Element location data:
++++

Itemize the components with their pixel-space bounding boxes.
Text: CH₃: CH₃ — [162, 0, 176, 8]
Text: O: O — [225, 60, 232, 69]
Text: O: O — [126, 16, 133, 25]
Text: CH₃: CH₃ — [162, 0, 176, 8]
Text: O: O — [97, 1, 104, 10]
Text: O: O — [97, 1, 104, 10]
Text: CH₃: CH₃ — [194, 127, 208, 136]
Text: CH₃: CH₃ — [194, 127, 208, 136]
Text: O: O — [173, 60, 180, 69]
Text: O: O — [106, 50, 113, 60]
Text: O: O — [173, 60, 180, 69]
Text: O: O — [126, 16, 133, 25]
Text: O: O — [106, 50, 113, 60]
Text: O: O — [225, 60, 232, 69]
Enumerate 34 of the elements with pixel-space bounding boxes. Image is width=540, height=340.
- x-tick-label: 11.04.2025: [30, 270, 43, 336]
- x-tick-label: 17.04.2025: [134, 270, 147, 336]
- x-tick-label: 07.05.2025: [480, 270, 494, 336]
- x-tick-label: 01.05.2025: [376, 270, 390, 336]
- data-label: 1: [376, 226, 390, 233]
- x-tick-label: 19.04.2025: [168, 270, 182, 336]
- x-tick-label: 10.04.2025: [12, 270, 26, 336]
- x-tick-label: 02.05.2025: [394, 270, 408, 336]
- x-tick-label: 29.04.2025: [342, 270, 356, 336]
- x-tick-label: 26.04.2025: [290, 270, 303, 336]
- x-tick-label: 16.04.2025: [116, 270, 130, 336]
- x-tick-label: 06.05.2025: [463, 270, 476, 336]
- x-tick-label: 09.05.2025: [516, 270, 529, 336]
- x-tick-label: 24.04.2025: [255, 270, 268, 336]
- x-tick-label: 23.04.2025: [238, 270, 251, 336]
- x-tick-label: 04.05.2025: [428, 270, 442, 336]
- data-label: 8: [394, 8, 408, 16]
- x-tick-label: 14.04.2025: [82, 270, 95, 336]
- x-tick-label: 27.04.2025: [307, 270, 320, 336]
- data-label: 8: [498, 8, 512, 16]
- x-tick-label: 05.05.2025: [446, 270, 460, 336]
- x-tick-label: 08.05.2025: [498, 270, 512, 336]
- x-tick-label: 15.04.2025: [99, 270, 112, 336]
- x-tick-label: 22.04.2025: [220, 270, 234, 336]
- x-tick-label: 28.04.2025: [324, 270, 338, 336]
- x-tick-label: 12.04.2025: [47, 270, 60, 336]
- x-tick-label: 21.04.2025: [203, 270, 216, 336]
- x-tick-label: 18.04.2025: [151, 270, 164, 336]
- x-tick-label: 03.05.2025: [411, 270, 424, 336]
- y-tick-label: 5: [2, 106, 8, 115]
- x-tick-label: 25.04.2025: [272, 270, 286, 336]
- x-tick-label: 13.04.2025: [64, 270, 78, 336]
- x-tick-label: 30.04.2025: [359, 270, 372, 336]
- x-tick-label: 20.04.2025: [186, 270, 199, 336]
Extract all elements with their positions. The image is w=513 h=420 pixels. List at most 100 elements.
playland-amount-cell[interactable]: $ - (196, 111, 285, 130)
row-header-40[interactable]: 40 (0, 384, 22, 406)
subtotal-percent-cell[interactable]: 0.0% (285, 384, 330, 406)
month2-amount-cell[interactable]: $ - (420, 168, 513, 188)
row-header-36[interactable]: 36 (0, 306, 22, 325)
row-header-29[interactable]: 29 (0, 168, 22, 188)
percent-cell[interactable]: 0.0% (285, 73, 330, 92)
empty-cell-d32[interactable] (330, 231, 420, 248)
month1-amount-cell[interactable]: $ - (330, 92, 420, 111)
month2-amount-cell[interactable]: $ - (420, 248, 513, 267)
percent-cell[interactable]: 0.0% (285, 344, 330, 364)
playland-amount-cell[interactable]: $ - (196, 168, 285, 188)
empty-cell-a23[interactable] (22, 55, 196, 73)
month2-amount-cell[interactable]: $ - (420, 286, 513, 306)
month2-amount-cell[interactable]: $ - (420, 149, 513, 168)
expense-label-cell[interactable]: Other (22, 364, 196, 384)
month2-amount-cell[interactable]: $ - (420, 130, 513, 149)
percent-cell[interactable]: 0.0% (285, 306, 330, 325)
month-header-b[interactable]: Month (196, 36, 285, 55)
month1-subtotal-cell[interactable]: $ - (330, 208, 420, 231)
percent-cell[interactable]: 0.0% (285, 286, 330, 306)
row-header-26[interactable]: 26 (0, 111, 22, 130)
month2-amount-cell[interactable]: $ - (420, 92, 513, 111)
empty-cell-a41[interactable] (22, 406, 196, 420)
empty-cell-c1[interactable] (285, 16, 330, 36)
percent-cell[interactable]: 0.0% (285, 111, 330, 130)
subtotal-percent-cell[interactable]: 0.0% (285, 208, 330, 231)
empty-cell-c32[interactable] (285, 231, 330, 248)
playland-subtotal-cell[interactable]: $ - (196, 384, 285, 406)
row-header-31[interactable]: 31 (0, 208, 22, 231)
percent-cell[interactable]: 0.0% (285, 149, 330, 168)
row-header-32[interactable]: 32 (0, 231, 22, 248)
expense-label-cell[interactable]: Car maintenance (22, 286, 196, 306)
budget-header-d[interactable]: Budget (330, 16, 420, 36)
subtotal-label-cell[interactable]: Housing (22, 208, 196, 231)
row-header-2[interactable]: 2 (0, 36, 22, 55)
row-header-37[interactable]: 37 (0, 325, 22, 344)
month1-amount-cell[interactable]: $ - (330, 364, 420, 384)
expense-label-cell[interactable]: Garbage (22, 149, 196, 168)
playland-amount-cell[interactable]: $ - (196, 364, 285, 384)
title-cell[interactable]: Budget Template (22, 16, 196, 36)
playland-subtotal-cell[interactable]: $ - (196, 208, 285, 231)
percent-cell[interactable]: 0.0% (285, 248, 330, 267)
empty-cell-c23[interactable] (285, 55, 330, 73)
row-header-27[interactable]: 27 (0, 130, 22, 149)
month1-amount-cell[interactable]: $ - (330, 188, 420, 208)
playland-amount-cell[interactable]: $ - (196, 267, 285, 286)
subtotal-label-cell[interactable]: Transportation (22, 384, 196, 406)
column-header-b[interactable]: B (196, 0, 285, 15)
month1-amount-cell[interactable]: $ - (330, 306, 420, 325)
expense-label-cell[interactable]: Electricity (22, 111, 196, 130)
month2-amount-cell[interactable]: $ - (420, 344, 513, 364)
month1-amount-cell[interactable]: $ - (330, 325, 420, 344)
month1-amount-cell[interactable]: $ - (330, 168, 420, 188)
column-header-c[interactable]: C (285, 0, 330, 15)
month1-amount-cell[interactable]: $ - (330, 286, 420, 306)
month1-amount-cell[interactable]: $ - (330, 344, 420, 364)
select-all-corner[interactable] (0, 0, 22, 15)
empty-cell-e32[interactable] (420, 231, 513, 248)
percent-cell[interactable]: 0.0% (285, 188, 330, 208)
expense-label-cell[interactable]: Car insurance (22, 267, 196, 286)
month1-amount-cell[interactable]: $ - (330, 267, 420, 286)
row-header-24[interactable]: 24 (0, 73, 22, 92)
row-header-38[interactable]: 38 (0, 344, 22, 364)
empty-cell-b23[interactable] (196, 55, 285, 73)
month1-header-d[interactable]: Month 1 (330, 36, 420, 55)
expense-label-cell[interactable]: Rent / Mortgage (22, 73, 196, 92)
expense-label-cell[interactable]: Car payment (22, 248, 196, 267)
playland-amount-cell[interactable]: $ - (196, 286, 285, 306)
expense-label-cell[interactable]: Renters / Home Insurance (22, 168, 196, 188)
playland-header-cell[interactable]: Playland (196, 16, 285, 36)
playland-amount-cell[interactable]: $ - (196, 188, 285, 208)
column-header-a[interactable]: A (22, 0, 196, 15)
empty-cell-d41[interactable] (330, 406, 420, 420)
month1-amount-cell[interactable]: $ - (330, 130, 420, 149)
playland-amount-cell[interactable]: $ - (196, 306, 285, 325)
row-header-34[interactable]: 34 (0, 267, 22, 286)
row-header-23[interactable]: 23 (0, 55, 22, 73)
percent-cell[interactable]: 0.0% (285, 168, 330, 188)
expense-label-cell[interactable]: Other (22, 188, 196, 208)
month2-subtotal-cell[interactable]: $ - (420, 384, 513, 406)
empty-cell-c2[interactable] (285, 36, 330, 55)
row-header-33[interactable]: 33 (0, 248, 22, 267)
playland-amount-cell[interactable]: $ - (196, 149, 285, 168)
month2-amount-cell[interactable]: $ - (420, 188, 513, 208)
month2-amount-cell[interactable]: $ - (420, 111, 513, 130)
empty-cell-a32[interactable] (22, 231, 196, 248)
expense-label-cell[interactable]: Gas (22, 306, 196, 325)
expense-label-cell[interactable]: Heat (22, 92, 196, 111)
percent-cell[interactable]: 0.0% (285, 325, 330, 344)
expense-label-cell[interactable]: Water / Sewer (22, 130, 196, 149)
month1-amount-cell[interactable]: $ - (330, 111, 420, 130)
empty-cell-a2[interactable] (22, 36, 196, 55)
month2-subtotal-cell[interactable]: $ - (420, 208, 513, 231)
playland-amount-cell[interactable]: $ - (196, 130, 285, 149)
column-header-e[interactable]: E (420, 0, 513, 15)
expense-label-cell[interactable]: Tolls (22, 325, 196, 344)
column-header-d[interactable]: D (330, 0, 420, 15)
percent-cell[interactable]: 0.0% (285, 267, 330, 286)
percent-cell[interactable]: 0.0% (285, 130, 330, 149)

++++

Given problem
Quote the lines of the records from the start through the line that contains "- data-label: 8: [498, 8, 512, 16]", including that line.

Worked answer
Itemize the components with their pixel-space bounding boxes.
Text: CH₃: CH₃ — [162, 0, 176, 8]
Text: O: O — [225, 60, 232, 69]
Text: O: O — [126, 16, 133, 25]
Text: CH₃: CH₃ — [162, 0, 176, 8]
Text: O: O — [97, 1, 104, 10]
Text: O: O — [97, 1, 104, 10]
Text: CH₃: CH₃ — [194, 127, 208, 136]
Text: CH₃: CH₃ — [194, 127, 208, 136]
Text: O: O — [173, 60, 180, 69]
Text: O: O — [106, 50, 113, 60]
Text: O: O — [173, 60, 180, 69]
Text: O: O — [126, 16, 133, 25]
Text: O: O — [106, 50, 113, 60]
Text: O: O — [225, 60, 232, 69]
Enumerate 34 of the elements with pixel-space bounding boxes. Image is width=540, height=340.
- x-tick-label: 11.04.2025: [30, 270, 43, 336]
- x-tick-label: 17.04.2025: [134, 270, 147, 336]
- x-tick-label: 07.05.2025: [480, 270, 494, 336]
- x-tick-label: 01.05.2025: [376, 270, 390, 336]
- data-label: 1: [376, 226, 390, 233]
- x-tick-label: 19.04.2025: [168, 270, 182, 336]
- x-tick-label: 10.04.2025: [12, 270, 26, 336]
- x-tick-label: 02.05.2025: [394, 270, 408, 336]
- x-tick-label: 29.04.2025: [342, 270, 356, 336]
- x-tick-label: 26.04.2025: [290, 270, 303, 336]
- x-tick-label: 16.04.2025: [116, 270, 130, 336]
- x-tick-label: 06.05.2025: [463, 270, 476, 336]
- x-tick-label: 09.05.2025: [516, 270, 529, 336]
- x-tick-label: 24.04.2025: [255, 270, 268, 336]
- x-tick-label: 23.04.2025: [238, 270, 251, 336]
- x-tick-label: 04.05.2025: [428, 270, 442, 336]
- data-label: 8: [394, 8, 408, 16]
- x-tick-label: 14.04.2025: [82, 270, 95, 336]
- x-tick-label: 27.04.2025: [307, 270, 320, 336]
- data-label: 8: [498, 8, 512, 16]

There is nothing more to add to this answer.